**Given exercise:**
Produce a verbatim copy of the entries listed below.

**Material shown:**
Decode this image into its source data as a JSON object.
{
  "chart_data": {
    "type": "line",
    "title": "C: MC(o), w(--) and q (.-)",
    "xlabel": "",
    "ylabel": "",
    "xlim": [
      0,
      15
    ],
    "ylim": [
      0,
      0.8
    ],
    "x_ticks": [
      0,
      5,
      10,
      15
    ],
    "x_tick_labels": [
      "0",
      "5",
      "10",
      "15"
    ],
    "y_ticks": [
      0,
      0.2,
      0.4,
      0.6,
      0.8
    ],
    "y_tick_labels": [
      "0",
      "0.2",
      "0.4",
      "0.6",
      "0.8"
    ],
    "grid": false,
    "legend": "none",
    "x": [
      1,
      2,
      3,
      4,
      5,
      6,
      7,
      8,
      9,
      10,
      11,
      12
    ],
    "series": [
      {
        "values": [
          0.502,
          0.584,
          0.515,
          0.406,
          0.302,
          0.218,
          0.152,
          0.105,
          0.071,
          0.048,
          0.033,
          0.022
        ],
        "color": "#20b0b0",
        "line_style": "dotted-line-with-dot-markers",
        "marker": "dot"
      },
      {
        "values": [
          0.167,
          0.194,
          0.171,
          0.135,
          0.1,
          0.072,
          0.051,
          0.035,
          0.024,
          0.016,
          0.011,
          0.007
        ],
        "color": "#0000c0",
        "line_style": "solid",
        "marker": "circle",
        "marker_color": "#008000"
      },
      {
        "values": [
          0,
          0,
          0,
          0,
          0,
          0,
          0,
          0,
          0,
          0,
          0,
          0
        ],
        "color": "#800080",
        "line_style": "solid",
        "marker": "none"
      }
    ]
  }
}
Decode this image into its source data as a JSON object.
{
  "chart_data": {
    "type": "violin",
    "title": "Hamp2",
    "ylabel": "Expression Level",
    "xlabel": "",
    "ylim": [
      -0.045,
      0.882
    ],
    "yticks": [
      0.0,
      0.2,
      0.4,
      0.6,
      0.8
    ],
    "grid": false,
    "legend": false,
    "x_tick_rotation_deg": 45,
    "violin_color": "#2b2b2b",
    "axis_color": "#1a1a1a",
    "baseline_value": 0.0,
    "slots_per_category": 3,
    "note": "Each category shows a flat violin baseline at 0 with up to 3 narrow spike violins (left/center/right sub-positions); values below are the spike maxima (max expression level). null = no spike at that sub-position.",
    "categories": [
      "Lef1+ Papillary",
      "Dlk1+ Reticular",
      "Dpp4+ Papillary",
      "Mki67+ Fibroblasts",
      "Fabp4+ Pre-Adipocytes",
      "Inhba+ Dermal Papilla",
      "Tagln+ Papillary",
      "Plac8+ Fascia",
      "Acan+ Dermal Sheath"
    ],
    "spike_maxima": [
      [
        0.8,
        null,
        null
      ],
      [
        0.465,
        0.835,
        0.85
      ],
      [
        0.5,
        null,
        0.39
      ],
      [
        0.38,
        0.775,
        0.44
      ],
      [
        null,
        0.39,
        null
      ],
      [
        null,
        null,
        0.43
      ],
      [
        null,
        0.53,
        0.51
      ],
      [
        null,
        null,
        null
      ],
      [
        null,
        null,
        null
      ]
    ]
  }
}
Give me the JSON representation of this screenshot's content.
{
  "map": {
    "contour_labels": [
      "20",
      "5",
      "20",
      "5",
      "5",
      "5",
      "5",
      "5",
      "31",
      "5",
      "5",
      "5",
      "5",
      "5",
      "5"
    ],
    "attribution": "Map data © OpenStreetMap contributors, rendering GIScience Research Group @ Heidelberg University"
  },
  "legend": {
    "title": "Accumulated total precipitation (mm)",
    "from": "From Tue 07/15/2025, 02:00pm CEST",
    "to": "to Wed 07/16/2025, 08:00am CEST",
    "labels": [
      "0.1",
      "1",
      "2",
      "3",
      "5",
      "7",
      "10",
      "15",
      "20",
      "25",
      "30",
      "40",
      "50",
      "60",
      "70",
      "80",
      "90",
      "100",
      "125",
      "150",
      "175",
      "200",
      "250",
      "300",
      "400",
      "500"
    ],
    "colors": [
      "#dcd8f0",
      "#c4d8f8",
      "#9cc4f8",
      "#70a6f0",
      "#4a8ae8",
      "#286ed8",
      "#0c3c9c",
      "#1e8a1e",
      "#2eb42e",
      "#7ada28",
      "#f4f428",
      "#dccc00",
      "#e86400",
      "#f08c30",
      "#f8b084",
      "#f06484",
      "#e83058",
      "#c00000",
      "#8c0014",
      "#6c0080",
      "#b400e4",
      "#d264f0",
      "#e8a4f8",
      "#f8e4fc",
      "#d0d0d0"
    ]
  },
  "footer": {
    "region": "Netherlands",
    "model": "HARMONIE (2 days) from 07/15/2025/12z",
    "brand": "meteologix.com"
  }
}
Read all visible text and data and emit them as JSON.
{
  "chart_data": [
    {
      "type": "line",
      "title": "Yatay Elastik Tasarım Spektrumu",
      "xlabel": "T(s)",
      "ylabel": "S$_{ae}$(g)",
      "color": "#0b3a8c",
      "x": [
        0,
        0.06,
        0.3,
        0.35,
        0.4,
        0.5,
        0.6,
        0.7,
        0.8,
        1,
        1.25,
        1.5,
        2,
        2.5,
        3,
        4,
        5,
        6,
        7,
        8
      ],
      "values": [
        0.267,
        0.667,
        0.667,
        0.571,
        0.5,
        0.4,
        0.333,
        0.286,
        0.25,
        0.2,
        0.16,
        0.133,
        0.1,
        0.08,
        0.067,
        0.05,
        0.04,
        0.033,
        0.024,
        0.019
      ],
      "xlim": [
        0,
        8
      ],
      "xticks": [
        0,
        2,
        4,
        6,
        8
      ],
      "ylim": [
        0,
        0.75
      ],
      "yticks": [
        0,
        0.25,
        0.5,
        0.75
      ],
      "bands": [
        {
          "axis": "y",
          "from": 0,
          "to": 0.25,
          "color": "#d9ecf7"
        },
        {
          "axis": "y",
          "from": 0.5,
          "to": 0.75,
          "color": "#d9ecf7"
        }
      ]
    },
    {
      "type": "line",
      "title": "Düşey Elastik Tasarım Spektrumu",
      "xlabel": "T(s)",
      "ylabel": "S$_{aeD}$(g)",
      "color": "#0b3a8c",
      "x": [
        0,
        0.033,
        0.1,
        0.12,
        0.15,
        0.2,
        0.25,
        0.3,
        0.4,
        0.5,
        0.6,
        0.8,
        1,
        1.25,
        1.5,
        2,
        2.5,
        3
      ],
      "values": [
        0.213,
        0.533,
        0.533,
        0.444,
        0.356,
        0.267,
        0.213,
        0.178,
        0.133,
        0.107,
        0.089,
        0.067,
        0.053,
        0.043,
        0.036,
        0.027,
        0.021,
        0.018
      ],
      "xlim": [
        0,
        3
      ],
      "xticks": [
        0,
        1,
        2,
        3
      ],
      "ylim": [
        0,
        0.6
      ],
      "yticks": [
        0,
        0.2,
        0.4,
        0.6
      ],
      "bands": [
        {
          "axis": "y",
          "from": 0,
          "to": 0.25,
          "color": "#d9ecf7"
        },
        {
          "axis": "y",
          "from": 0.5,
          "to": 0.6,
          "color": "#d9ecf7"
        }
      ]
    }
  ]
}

**Answer for this exercise:**
Decode this image into its source data as a JSON object.
{
  "chart_data": {
    "type": "line",
    "title": "C: MC(o), w(--) and q (.-)",
    "xlabel": "",
    "ylabel": "",
    "xlim": [
      0,
      15
    ],
    "ylim": [
      0,
      0.8
    ],
    "x_ticks": [
      0,
      5,
      10,
      15
    ],
    "x_tick_labels": [
      "0",
      "5",
      "10",
      "15"
    ],
    "y_ticks": [
      0,
      0.2,
      0.4,
      0.6,
      0.8
    ],
    "y_tick_labels": [
      "0",
      "0.2",
      "0.4",
      "0.6",
      "0.8"
    ],
    "grid": false,
    "legend": "none",
    "x": [
      1,
      2,
      3,
      4,
      5,
      6,
      7,
      8,
      9,
      10,
      11,
      12
    ],
    "series": [
      {
        "values": [
          0.502,
          0.584,
          0.515,
          0.406,
          0.302,
          0.218,
          0.152,
          0.105,
          0.071,
          0.048,
          0.033,
          0.022
        ],
        "color": "#20b0b0",
        "line_style": "dotted-line-with-dot-markers",
        "marker": "dot"
      },
      {
        "values": [
          0.167,
          0.194,
          0.171,
          0.135,
          0.1,
          0.072,
          0.051,
          0.035,
          0.024,
          0.016,
          0.011,
          0.007
        ],
        "color": "#0000c0",
        "line_style": "solid",
        "marker": "circle",
        "marker_color": "#008000"
      },
      {
        "values": [
          0,
          0,
          0,
          0,
          0,
          0,
          0,
          0,
          0,
          0,
          0,
          0
        ],
        "color": "#800080",
        "line_style": "solid",
        "marker": "none"
      }
    ]
  }
}
Decode this image into its source data as a JSON object.
{
  "chart_data": {
    "type": "violin",
    "title": "Hamp2",
    "ylabel": "Expression Level",
    "xlabel": "",
    "ylim": [
      -0.045,
      0.882
    ],
    "yticks": [
      0.0,
      0.2,
      0.4,
      0.6,
      0.8
    ],
    "grid": false,
    "legend": false,
    "x_tick_rotation_deg": 45,
    "violin_color": "#2b2b2b",
    "axis_color": "#1a1a1a",
    "baseline_value": 0.0,
    "slots_per_category": 3,
    "note": "Each category shows a flat violin baseline at 0 with up to 3 narrow spike violins (left/center/right sub-positions); values below are the spike maxima (max expression level). null = no spike at that sub-position.",
    "categories": [
      "Lef1+ Papillary",
      "Dlk1+ Reticular",
      "Dpp4+ Papillary",
      "Mki67+ Fibroblasts",
      "Fabp4+ Pre-Adipocytes",
      "Inhba+ Dermal Papilla",
      "Tagln+ Papillary",
      "Plac8+ Fascia",
      "Acan+ Dermal Sheath"
    ],
    "spike_maxima": [
      [
        0.8,
        null,
        null
      ],
      [
        0.465,
        0.835,
        0.85
      ],
      [
        0.5,
        null,
        0.39
      ],
      [
        0.38,
        0.775,
        0.44
      ],
      [
        null,
        0.39,
        null
      ],
      [
        null,
        null,
        0.43
      ],
      [
        null,
        0.53,
        0.51
      ],
      [
        null,
        null,
        null
      ],
      [
        null,
        null,
        null
      ]
    ]
  }
}
Give me the JSON representation of this screenshot's content.
{
  "map": {
    "contour_labels": [
      "20",
      "5",
      "20",
      "5",
      "5",
      "5",
      "5",
      "5",
      "31",
      "5",
      "5",
      "5",
      "5",
      "5",
      "5"
    ],
    "attribution": "Map data © OpenStreetMap contributors, rendering GIScience Research Group @ Heidelberg University"
  },
  "legend": {
    "title": "Accumulated total precipitation (mm)",
    "from": "From Tue 07/15/2025, 02:00pm CEST",
    "to": "to Wed 07/16/2025, 08:00am CEST",
    "labels": [
      "0.1",
      "1",
      "2",
      "3",
      "5",
      "7",
      "10",
      "15",
      "20",
      "25",
      "30",
      "40",
      "50",
      "60",
      "70",
      "80",
      "90",
      "100",
      "125",
      "150",
      "175",
      "200",
      "250",
      "300",
      "400",
      "500"
    ],
    "colors": [
      "#dcd8f0",
      "#c4d8f8",
      "#9cc4f8",
      "#70a6f0",
      "#4a8ae8",
      "#286ed8",
      "#0c3c9c",
      "#1e8a1e",
      "#2eb42e",
      "#7ada28",
      "#f4f428",
      "#dccc00",
      "#e86400",
      "#f08c30",
      "#f8b084",
      "#f06484",
      "#e83058",
      "#c00000",
      "#8c0014",
      "#6c0080",
      "#b400e4",
      "#d264f0",
      "#e8a4f8",
      "#f8e4fc",
      "#d0d0d0"
    ]
  },
  "footer": {
    "region": "Netherlands",
    "model": "HARMONIE (2 days) from 07/15/2025/12z",
    "brand": "meteologix.com"
  }
}
Read all visible text and data and emit them as JSON.
{
  "chart_data": [
    {
      "type": "line",
      "title": "Yatay Elastik Tasarım Spektrumu",
      "xlabel": "T(s)",
      "ylabel": "S$_{ae}$(g)",
      "color": "#0b3a8c",
      "x": [
        0,
        0.06,
        0.3,
        0.35,
        0.4,
        0.5,
        0.6,
        0.7,
        0.8,
        1,
        1.25,
        1.5,
        2,
        2.5,
        3,
        4,
        5,
        6,
        7,
        8
      ],
      "values": [
        0.267,
        0.667,
        0.667,
        0.571,
        0.5,
        0.4,
        0.333,
        0.286,
        0.25,
        0.2,
        0.16,
        0.133,
        0.1,
        0.08,
        0.067,
        0.05,
        0.04,
        0.033,
        0.024,
        0.019
      ],
      "xlim": [
        0,
        8
      ],
      "xticks": [
        0,
        2,
        4,
        6,
        8
      ],
      "ylim": [
        0,
        0.75
      ],
      "yticks": [
        0,
        0.25,
        0.5,
        0.75
      ],
      "bands": [
        {
          "axis": "y",
          "from": 0,
          "to": 0.25,
          "color": "#d9ecf7"
        },
        {
          "axis": "y",
          "from": 0.5,
          "to": 0.75,
          "color": "#d9ecf7"
        }
      ]
    },
    {
      "type": "line",
      "title": "Düşey Elastik Tasarım Spektrumu",
      "xlabel": "T(s)",
      "ylabel": "S$_{aeD}$(g)",
      "color": "#0b3a8c",
      "x": [
        0,
        0.033,
        0.1,
        0.12,
        0.15,
        0.2,
        0.25,
        0.3,
        0.4,
        0.5,
        0.6,
        0.8,
        1,
        1.25,
        1.5,
        2,
        2.5,
        3
      ],
      "values": [
        0.213,
        0.533,
        0.533,
        0.444,
        0.356,
        0.267,
        0.213,
        0.178,
        0.133,
        0.107,
        0.089,
        0.067,
        0.053,
        0.043,
        0.036,
        0.027,
        0.021,
        0.018
      ],
      "xlim": [
        0,
        3
      ],
      "xticks": [
        0,
        1,
        2,
        3
      ],
      "ylim": [
        0,
        0.6
      ],
      "yticks": [
        0,
        0.2,
        0.4,
        0.6
      ],
      "bands": [
        {
          "axis": "y",
          "from": 0,
          "to": 0.25,
          "color": "#d9ecf7"
        },
        {
          "axis": "y",
          "from": 0.5,
          "to": 0.6,
          "color": "#d9ecf7"
        }
      ]
    }
  ]
}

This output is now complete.